== What is required ==
Copy out all lines where "conditions" appears.

___ Entries shown ___

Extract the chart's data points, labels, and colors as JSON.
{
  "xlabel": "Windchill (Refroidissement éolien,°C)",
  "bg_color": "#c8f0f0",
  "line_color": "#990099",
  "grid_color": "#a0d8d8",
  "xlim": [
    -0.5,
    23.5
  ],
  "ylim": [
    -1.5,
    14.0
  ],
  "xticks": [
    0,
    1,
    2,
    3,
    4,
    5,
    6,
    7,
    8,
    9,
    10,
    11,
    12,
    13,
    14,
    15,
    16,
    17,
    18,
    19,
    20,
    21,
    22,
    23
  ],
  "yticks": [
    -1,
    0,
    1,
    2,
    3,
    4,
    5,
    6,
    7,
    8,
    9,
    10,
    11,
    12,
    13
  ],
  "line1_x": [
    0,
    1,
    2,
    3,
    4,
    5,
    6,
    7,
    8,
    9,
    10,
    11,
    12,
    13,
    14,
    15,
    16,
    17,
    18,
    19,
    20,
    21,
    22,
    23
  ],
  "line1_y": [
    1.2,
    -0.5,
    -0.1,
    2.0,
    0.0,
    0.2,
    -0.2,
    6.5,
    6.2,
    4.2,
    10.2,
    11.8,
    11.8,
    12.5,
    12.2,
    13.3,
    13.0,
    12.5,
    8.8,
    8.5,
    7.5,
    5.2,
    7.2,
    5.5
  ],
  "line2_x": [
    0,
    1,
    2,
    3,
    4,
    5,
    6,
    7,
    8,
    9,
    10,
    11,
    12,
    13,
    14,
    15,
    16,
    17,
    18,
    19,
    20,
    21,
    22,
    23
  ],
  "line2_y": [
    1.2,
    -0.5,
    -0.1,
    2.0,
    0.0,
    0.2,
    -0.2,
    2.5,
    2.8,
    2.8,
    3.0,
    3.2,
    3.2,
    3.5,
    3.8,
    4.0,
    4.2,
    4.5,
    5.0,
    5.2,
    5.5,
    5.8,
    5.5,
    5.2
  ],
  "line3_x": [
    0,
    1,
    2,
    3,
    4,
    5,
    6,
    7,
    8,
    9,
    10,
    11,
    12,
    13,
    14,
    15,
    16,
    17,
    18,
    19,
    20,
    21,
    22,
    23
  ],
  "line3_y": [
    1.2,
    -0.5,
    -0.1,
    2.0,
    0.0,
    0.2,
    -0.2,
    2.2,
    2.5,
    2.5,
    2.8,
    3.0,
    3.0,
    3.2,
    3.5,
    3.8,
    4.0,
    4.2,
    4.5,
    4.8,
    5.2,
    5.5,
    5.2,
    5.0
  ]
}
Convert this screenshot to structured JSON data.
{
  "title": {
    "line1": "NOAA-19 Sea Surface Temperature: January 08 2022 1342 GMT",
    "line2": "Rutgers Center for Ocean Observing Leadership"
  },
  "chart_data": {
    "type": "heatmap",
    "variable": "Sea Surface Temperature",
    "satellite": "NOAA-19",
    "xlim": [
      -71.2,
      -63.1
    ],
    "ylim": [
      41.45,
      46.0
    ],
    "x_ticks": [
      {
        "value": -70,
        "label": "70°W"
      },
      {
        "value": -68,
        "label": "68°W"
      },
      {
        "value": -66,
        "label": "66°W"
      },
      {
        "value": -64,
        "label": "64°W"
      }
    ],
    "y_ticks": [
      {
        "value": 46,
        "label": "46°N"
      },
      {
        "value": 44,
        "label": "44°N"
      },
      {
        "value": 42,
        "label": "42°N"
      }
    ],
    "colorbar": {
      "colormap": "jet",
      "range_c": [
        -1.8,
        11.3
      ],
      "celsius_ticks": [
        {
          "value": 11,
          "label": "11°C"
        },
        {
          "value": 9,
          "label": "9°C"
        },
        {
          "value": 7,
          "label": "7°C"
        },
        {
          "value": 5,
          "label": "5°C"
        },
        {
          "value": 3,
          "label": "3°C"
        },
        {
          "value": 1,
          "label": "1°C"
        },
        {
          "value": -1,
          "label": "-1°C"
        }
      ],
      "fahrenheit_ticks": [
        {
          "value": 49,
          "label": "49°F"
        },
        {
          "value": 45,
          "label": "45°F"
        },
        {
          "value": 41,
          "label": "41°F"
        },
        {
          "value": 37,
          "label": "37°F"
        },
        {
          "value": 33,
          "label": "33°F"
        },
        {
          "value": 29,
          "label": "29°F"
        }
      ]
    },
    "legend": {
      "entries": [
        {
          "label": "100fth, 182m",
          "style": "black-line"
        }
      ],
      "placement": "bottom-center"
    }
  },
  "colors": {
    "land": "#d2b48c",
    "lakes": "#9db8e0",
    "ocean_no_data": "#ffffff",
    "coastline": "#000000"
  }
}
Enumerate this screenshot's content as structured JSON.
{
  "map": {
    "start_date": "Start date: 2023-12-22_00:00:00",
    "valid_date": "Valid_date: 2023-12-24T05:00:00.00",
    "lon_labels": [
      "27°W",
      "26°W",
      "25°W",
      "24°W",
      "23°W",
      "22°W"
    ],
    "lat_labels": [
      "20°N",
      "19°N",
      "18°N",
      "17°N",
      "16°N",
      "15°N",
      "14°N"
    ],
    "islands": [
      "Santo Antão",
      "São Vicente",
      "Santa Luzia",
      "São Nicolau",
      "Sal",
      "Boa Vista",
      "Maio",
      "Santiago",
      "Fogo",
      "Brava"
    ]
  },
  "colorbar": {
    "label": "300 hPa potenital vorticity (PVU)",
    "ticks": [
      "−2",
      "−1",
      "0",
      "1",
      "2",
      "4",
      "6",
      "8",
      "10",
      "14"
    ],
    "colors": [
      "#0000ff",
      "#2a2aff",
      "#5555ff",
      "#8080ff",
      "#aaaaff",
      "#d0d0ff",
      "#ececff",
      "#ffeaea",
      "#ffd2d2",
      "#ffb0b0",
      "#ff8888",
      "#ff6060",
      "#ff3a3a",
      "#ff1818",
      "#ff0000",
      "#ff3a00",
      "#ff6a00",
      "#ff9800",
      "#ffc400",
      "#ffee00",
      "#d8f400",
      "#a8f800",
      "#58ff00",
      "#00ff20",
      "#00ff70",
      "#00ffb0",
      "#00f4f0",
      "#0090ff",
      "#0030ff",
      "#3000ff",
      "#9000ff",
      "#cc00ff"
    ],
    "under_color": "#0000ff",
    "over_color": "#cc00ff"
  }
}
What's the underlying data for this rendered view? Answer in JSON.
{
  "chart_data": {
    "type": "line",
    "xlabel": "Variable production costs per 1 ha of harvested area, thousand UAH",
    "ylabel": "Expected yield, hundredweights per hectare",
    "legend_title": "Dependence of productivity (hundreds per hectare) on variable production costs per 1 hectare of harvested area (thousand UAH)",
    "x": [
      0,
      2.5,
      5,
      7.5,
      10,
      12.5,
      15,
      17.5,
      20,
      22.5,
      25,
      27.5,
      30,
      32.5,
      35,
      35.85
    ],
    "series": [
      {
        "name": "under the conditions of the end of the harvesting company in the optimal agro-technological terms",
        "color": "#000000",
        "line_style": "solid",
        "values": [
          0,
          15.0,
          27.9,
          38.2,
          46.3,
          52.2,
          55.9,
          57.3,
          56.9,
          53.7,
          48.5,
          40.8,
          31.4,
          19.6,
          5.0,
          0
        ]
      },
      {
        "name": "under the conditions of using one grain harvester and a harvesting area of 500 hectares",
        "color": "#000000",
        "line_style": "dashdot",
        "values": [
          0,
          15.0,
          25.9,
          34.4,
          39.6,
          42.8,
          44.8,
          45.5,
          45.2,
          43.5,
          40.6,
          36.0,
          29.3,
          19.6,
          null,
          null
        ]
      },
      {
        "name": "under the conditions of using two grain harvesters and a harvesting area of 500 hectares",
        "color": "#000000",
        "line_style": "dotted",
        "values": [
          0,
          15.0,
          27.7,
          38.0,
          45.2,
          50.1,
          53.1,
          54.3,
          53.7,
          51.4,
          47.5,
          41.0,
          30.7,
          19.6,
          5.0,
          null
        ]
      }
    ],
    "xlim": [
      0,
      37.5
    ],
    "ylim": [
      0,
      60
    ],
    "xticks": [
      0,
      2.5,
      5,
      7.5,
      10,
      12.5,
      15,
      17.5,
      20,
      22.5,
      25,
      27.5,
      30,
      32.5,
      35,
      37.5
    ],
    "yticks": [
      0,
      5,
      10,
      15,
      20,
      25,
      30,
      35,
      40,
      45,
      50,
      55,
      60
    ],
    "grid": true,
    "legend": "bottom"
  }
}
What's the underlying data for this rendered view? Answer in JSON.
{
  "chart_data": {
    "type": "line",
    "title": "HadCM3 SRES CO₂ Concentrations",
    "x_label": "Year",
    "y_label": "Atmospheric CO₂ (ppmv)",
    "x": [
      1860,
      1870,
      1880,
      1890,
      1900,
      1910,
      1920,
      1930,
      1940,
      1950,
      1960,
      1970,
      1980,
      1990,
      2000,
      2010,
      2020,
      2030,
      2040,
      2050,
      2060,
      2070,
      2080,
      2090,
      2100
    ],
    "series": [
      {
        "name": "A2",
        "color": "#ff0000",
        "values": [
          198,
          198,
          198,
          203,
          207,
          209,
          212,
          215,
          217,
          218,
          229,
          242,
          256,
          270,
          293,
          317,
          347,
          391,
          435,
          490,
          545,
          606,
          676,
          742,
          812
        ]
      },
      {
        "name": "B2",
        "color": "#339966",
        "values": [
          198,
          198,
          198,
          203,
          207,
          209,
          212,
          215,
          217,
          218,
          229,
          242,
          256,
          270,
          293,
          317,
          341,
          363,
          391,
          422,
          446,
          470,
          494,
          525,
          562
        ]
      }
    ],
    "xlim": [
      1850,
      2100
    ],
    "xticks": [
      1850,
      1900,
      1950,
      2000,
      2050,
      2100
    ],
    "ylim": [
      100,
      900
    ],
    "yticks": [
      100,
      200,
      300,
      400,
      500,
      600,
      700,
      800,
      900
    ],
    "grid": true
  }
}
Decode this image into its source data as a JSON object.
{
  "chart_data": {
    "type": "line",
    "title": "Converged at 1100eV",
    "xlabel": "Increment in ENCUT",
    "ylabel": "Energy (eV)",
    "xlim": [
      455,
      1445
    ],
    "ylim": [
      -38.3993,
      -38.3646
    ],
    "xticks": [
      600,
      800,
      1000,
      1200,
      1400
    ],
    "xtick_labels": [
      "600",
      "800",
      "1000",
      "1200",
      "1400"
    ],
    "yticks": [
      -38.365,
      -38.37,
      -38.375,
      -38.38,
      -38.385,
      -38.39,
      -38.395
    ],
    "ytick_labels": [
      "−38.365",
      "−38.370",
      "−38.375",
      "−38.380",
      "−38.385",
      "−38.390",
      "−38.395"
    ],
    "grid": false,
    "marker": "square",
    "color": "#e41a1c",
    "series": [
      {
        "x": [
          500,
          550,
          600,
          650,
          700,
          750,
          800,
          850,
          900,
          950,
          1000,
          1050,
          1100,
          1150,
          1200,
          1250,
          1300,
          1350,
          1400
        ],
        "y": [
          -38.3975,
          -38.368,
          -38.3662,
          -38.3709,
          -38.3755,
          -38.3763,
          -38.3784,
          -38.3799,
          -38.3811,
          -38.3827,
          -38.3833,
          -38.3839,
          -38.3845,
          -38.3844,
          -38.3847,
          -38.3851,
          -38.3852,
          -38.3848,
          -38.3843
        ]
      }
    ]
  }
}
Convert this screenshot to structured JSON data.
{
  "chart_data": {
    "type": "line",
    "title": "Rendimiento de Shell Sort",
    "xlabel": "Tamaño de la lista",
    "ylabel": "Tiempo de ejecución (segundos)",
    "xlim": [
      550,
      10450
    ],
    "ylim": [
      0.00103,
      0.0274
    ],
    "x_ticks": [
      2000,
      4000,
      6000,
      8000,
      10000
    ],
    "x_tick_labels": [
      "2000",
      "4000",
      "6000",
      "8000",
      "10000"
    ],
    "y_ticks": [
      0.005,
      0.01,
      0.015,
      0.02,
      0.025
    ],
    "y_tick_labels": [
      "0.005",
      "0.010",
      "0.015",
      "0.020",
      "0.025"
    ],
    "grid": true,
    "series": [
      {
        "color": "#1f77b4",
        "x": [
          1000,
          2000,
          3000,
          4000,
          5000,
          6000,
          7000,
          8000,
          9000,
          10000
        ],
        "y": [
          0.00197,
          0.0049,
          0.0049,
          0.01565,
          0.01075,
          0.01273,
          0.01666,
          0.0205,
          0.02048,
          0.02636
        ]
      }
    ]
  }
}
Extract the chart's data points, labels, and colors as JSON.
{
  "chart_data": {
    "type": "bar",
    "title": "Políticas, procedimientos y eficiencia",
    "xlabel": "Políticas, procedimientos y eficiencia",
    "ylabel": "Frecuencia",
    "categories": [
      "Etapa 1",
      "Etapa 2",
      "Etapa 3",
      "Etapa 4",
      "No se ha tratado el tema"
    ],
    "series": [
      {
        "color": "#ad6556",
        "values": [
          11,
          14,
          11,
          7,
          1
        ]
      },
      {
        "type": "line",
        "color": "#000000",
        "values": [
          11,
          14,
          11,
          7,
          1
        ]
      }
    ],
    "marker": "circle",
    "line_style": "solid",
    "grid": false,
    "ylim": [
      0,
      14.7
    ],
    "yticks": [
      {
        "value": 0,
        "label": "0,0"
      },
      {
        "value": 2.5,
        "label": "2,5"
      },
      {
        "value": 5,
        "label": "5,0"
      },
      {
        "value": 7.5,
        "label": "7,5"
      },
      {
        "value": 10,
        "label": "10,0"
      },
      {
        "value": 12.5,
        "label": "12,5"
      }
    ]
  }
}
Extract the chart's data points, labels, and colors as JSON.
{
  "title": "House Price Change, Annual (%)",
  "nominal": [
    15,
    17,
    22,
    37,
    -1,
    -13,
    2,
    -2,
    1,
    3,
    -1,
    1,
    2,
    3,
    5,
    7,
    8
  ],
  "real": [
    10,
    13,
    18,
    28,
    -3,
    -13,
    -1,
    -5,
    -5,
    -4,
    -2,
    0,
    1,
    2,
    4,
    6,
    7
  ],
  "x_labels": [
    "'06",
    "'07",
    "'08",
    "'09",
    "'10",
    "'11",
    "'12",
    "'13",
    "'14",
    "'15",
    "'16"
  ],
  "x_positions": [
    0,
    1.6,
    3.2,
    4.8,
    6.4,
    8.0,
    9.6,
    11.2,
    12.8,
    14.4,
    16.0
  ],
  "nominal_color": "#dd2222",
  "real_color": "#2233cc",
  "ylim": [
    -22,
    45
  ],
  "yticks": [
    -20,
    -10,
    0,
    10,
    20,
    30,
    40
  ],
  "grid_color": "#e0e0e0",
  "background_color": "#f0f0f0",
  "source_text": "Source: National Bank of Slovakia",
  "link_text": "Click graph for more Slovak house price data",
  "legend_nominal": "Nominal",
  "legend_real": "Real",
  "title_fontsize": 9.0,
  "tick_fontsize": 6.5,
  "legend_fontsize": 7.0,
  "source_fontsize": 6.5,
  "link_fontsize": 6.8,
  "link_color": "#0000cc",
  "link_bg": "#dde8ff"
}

___

== Full output ==
        "name": "under the conditions of the end of the harvesting company in the optimal agro-technological terms",
        "name": "under the conditions of using one grain harvester and a harvesting area of 500 hectares",
        "name": "under the conditions of using two grain harvesters and a harvesting area of 500 hectares",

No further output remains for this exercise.